STORED DATA.
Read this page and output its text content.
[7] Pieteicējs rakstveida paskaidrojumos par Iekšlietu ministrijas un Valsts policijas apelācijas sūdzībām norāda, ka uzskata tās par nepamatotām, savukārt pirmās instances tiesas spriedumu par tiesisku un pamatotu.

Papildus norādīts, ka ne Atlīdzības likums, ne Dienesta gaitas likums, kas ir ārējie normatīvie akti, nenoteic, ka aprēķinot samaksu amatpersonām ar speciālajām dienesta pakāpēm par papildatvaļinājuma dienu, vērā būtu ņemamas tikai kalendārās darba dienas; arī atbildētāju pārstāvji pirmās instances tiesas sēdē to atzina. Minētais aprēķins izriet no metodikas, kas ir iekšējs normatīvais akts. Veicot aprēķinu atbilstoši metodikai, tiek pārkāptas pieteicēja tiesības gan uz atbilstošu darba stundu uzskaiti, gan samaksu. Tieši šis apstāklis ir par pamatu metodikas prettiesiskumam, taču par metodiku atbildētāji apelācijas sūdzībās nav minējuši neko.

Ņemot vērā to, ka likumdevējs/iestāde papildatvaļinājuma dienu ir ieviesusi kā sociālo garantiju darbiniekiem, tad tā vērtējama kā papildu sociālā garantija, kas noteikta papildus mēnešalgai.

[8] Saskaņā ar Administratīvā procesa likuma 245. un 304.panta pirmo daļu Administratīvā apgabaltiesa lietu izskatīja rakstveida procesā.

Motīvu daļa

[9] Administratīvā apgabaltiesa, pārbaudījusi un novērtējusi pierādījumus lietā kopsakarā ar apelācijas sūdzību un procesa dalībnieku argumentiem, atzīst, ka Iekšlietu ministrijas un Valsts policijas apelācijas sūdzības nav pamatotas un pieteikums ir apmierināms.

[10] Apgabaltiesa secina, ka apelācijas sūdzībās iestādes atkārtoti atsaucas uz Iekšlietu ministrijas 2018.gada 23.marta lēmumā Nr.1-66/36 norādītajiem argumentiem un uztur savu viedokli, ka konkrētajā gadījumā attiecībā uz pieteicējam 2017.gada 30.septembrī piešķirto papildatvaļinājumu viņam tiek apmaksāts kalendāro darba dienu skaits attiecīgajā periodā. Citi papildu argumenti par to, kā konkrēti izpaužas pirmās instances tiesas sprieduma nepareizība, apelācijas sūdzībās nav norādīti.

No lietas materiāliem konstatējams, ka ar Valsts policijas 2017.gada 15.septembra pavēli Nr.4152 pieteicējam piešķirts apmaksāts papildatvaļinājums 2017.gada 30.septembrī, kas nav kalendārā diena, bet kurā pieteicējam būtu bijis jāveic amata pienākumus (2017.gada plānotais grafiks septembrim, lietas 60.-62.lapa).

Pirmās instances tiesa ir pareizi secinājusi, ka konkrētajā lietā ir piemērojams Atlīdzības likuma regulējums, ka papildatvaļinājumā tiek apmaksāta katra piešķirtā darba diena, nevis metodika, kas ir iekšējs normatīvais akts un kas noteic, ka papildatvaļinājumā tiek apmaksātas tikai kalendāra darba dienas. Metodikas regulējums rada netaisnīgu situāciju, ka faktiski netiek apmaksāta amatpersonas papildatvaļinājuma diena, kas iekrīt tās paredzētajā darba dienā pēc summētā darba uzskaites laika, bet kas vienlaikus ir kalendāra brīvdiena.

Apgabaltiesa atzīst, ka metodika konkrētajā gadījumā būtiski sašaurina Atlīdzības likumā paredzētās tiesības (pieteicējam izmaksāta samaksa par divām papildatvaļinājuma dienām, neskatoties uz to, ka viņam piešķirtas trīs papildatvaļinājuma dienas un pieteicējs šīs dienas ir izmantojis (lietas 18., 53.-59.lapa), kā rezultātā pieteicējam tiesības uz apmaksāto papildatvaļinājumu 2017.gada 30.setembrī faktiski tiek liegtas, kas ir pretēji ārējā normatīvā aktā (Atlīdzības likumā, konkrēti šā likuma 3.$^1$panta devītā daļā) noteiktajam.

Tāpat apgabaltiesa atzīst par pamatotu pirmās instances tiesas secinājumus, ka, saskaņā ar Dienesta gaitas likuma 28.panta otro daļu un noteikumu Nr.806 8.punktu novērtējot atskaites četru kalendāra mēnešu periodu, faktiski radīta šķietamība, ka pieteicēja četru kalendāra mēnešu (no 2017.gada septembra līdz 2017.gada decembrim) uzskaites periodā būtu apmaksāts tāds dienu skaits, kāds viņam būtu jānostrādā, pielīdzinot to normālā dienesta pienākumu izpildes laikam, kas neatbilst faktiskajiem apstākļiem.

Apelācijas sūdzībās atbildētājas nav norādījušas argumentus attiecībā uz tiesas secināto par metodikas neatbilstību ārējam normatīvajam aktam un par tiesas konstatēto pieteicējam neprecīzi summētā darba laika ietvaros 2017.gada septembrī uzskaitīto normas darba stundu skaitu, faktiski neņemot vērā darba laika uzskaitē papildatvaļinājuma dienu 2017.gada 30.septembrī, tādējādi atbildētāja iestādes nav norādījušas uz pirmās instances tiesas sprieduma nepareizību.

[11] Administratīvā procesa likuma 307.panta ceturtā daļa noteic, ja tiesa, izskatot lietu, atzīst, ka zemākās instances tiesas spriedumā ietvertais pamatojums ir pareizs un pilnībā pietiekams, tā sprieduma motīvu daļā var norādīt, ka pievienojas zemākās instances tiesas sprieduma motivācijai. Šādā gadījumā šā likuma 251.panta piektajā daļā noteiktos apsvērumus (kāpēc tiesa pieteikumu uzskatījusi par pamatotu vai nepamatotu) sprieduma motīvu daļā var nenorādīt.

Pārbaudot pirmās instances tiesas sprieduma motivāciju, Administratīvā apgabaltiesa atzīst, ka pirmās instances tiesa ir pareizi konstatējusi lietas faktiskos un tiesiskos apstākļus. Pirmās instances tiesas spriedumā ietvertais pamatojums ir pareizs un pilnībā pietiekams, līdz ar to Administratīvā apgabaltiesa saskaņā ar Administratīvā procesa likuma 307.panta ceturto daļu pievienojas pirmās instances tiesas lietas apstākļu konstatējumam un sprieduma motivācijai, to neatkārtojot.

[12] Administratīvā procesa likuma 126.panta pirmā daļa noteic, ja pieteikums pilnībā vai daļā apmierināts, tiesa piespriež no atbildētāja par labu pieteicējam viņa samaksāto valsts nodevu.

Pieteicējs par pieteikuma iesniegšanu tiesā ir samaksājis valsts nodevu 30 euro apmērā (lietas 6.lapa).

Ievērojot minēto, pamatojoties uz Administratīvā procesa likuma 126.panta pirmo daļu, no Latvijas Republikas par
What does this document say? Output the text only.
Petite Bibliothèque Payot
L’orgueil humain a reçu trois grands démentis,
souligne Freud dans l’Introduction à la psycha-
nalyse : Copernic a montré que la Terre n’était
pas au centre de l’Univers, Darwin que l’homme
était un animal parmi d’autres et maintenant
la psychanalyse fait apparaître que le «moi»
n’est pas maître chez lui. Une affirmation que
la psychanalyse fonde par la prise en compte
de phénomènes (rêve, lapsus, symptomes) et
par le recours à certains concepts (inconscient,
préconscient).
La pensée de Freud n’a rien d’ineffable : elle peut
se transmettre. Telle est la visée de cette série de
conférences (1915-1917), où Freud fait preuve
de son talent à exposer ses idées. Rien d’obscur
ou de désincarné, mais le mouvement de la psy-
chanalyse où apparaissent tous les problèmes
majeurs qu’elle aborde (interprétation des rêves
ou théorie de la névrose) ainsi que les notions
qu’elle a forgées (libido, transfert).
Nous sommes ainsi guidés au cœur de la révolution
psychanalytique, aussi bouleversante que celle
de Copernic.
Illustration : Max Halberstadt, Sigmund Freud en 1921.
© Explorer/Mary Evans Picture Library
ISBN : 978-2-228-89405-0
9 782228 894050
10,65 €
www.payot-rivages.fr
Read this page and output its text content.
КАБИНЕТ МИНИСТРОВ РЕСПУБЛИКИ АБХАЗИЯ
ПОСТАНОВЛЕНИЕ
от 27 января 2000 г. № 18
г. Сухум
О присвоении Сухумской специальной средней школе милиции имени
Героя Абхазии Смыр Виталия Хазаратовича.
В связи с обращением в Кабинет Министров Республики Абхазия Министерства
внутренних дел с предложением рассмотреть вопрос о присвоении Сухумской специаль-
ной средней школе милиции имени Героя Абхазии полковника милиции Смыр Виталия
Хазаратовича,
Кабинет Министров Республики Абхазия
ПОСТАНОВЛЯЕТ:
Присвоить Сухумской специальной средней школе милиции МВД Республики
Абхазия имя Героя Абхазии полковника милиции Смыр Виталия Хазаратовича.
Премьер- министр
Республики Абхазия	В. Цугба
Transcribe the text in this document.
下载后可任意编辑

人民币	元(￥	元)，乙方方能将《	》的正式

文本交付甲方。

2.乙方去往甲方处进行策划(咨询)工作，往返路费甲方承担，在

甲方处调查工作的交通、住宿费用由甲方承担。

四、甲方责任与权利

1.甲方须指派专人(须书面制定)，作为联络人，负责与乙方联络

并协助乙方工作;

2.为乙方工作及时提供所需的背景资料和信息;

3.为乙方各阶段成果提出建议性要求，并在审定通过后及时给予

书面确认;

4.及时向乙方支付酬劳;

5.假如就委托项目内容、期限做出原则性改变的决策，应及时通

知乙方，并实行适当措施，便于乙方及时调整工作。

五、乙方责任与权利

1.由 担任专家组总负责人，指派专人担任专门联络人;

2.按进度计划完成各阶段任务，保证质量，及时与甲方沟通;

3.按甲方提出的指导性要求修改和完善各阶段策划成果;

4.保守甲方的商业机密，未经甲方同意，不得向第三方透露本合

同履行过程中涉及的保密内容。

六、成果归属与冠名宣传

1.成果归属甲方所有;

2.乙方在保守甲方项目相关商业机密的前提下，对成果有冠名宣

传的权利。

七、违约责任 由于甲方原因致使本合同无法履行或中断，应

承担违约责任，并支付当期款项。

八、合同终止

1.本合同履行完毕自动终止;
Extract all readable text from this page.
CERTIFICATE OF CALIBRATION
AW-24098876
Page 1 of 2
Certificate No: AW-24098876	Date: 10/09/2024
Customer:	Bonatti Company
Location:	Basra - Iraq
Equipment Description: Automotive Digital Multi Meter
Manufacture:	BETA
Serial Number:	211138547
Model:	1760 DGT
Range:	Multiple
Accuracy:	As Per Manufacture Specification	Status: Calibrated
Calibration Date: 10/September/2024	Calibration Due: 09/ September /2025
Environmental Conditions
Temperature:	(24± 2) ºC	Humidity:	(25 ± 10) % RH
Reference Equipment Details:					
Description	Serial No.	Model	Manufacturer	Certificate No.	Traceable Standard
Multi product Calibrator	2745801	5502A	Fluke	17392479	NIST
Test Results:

GOAL. Where a line above holds the string "motivācijai", show that line.

CORRECT RESPONSE.
[11] Administratīvā procesa likuma 307.panta ceturtā daļa noteic, ja tiesa, izskatot lietu, atzīst, ka zemākās instances tiesas spriedumā ietvertais pamatojums ir pareizs un pilnībā pietiekams, tā sprieduma motīvu daļā var norādīt, ka pievienojas zemākās instances tiesas sprieduma motivācijai. Šādā gadījumā šā likuma 251.panta piektajā daļā noteiktos apsvērumus (kāpēc tiesa pieteikumu uzskatījusi par pamatotu vai nepamatotu) sprieduma motīvu daļā var nenorādīt.
Pārbaudot pirmās instances tiesas sprieduma motivāciju, Administratīvā apgabaltiesa atzīst, ka pirmās instances tiesa ir pareizi konstatējusi lietas faktiskos un tiesiskos apstākļus. Pirmās instances tiesas spriedumā ietvertais pamatojums ir pareizs un pilnībā pietiekams, līdz ar to Administratīvā apgabaltiesa saskaņā ar Administratīvā procesa likuma 307.panta ceturto daļu pievienojas pirmās instances tiesas lietas apstākļu konstatējumam un sprieduma motivācijai, to neatkārtojot.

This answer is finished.